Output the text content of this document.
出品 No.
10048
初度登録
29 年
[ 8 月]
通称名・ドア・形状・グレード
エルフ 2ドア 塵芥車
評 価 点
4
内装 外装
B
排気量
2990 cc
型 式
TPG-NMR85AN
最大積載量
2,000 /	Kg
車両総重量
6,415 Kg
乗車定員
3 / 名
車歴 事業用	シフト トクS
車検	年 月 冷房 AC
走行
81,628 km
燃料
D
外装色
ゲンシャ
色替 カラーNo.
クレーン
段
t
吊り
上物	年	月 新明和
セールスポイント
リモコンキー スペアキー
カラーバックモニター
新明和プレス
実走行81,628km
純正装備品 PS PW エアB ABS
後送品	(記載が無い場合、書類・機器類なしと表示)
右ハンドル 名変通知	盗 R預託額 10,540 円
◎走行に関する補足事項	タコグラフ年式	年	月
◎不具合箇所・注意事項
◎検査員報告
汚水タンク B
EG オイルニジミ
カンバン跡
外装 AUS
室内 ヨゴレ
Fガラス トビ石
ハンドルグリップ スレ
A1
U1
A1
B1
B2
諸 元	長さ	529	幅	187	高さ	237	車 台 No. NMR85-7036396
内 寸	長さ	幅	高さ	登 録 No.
◆ ◆ ◆ ◆ ◆
■ WORK TO COMPLETE
Reproduce the records above exactly as they appear.

■ OUTPUT BELOW
Output the text content of this document.
出品 No.
10048
初度登録
29 年
[ 8 月]
通称名・ドア・形状・グレード
エルフ 2ドア 塵芥車
評 価 点
4
内装 外装
B
排気量
2990 cc
型 式
TPG-NMR85AN
最大積載量
2,000 /	Kg
車両総重量
6,415 Kg
乗車定員
3 / 名
車歴 事業用	シフト トクS
車検	年 月 冷房 AC
走行
81,628 km
燃料
D
外装色
ゲンシャ
色替 カラーNo.
クレーン
段
t
吊り
上物	年	月 新明和
セールスポイント
リモコンキー スペアキー
カラーバックモニター
新明和プレス
実走行81,628km
純正装備品 PS PW エアB ABS
後送品	(記載が無い場合、書類・機器類なしと表示)
右ハンドル 名変通知	盗 R預託額 10,540 円
◎走行に関する補足事項	タコグラフ年式	年	月
◎不具合箇所・注意事項
◎検査員報告
汚水タンク B
EG オイルニジミ
カンバン跡
外装 AUS
室内 ヨゴレ
Fガラス トビ石
ハンドルグリップ スレ
A1
U1
A1
B1
B2
諸 元	長さ	529	幅	187	高さ	237	車 台 No. NMR85-7036396
内 寸	長さ	幅	高さ	登 録 No.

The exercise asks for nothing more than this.